▶ _SUPPLIED MATERIAL_:
<<<<

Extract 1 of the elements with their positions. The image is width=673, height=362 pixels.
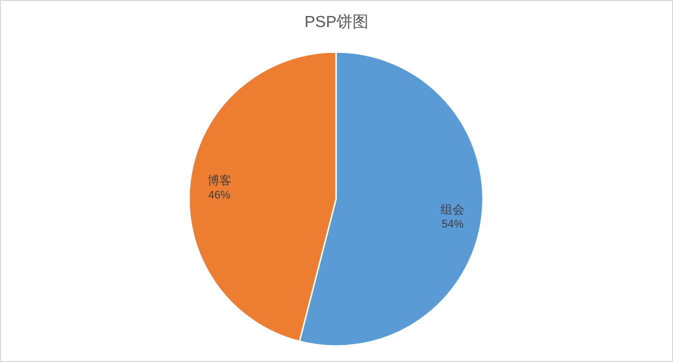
title: PSP饼图 <box>304 14 368 31</box>
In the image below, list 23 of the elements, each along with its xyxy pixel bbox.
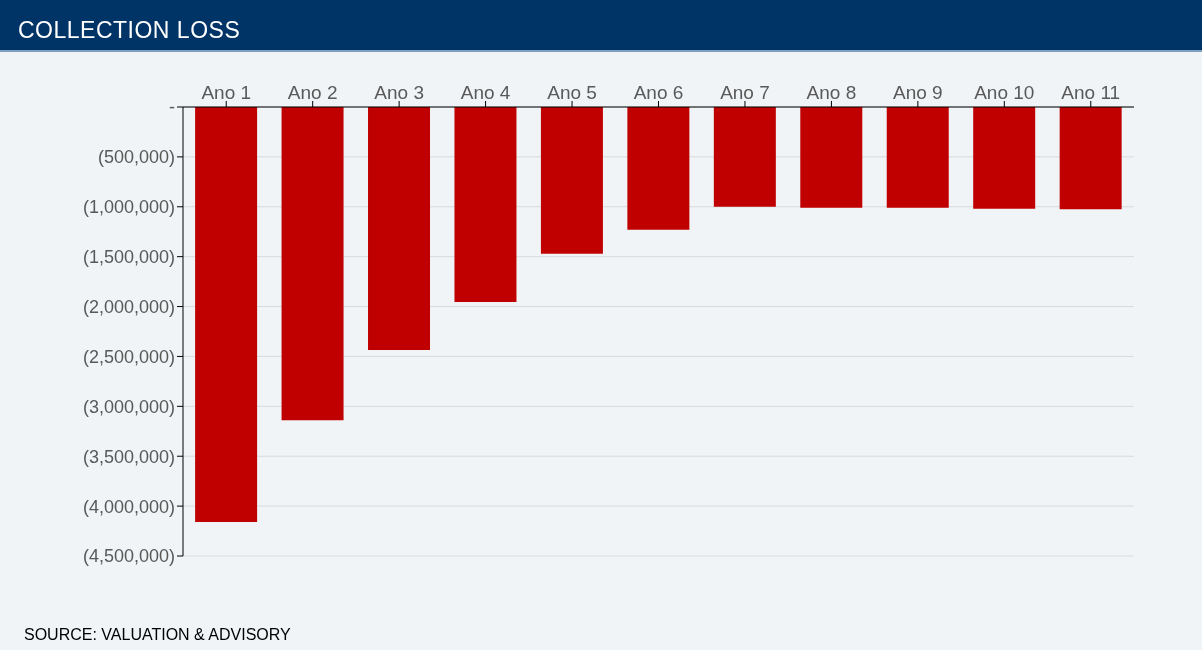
y-tick-label: (2,000,000) <box>82 296 175 317</box>
y-tick-label: (3,000,000) <box>82 396 175 417</box>
chart-title: COLLECTION LOSS <box>18 17 241 44</box>
x-tick-label: Ano 4 <box>460 82 511 103</box>
x-tick-label: Ano 2 <box>287 82 338 103</box>
y-tick-label: - <box>169 97 175 118</box>
y-tick-label: (1,000,000) <box>82 197 175 218</box>
x-tick-label: Ano 5 <box>547 82 597 103</box>
x-tick-label: Ano 8 <box>806 82 857 103</box>
y-tick-label: (500,000) <box>97 147 175 168</box>
x-tick-label: Ano 3 <box>374 82 424 103</box>
x-tick-label: Ano 7 <box>720 82 770 103</box>
y-tick-label: (3,500,000) <box>82 446 175 467</box>
x-tick-label: Ano 6 <box>633 82 684 103</box>
y-tick-label: (1,500,000) <box>82 247 175 268</box>
y-tick-label: (4,000,000) <box>82 496 175 517</box>
x-tick-label: Ano 9 <box>893 82 943 103</box>
y-tick-label: (4,500,000) <box>82 546 175 567</box>
y-tick-label: (2,500,000) <box>82 346 175 367</box>
source-note: SOURCE: VALUATION & ADVISORY <box>24 626 291 644</box>
x-tick-label: Ano 11 <box>1061 82 1121 103</box>
x-tick-label: Ano 1 <box>201 82 252 103</box>
x-tick-label: Ano 10 <box>974 82 1035 103</box>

>>>>

▶ _WHAT YOU ARE ASKED TO DO_: Please copy the listing above line for line, without changing anything, and leave out the pictures.

▶ _COMPLETED EXERCISE_:
Extract 1 of the elements with their positions. The image is width=673, height=362 pixels.
title: PSP饼图 <box>304 14 368 31</box>
In the image below, list 23 of the elements, each along with its xyxy pixel bbox.
y-tick-label: (2,000,000) <box>82 296 175 317</box>
y-tick-label: (3,000,000) <box>82 396 175 417</box>
chart-title: COLLECTION LOSS <box>18 17 241 44</box>
x-tick-label: Ano 4 <box>460 82 511 103</box>
x-tick-label: Ano 2 <box>287 82 338 103</box>
y-tick-label: - <box>169 97 175 118</box>
y-tick-label: (1,000,000) <box>82 197 175 218</box>
x-tick-label: Ano 5 <box>547 82 597 103</box>
x-tick-label: Ano 8 <box>806 82 857 103</box>
y-tick-label: (500,000) <box>97 147 175 168</box>
x-tick-label: Ano 3 <box>374 82 424 103</box>
x-tick-label: Ano 7 <box>720 82 770 103</box>
y-tick-label: (3,500,000) <box>82 446 175 467</box>
x-tick-label: Ano 6 <box>633 82 684 103</box>
y-tick-label: (1,500,000) <box>82 247 175 268</box>
y-tick-label: (4,000,000) <box>82 496 175 517</box>
x-tick-label: Ano 9 <box>893 82 943 103</box>
y-tick-label: (4,500,000) <box>82 546 175 567</box>
y-tick-label: (2,500,000) <box>82 346 175 367</box>
source-note: SOURCE: VALUATION & ADVISORY <box>24 626 291 644</box>
x-tick-label: Ano 11 <box>1061 82 1121 103</box>
x-tick-label: Ano 1 <box>201 82 252 103</box>
x-tick-label: Ano 10 <box>974 82 1035 103</box>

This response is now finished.